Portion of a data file
- - -
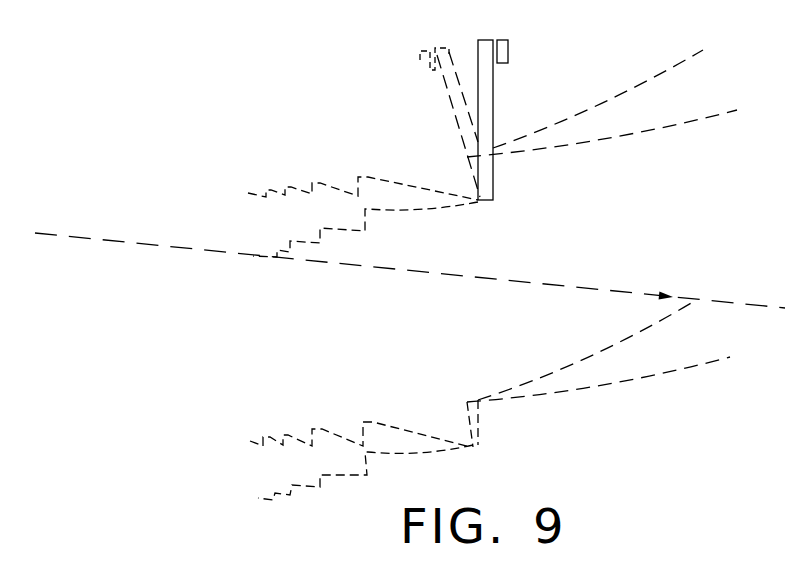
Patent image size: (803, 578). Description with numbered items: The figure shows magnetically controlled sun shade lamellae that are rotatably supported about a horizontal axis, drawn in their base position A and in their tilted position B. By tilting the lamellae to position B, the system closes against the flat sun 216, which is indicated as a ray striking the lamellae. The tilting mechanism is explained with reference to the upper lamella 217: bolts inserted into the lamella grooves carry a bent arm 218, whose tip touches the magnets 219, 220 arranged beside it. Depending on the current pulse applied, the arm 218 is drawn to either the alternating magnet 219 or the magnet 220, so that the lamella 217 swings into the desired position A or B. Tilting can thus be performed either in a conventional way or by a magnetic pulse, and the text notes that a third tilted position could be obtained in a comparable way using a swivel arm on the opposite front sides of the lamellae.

The flat sun 216 is at (147, 245).
The upper lamella 217 is at (408, 140).
The bent arm 218 is at (493, 97).
The magnet 219 is at (510, 52).
The magnet 220 is at (418, 59).
The base position A is at (668, 68).
The tilted position B is at (672, 128).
- - -
| TASK DETAILS |
Copy every row above word for word, leaving out the pictures.

| ANSWER TO THE PROBLEM |
Patent image size: (803, 578). Description with numbered items: The figure shows magnetically controlled sun shade lamellae that are rotatably supported about a horizontal axis, drawn in their base position A and in their tilted position B. By tilting the lamellae to position B, the system closes against the flat sun 216, which is indicated as a ray striking the lamellae. The tilting mechanism is explained with reference to the upper lamella 217: bolts inserted into the lamella grooves carry a bent arm 218, whose tip touches the magnets 219, 220 arranged beside it. Depending on the current pulse applied, the arm 218 is drawn to either the alternating magnet 219 or the magnet 220, so that the lamella 217 swings into the desired position A or B. Tilting can thus be performed either in a conventional way or by a magnetic pulse, and the text notes that a third tilted position could be obtained in a comparable way using a swivel arm on the opposite front sides of the lamellae.

The flat sun 216 is at (147, 245).
The upper lamella 217 is at (408, 140).
The bent arm 218 is at (493, 97).
The magnet 219 is at (510, 52).
The magnet 220 is at (418, 59).
The base position A is at (668, 68).
The tilted position B is at (672, 128).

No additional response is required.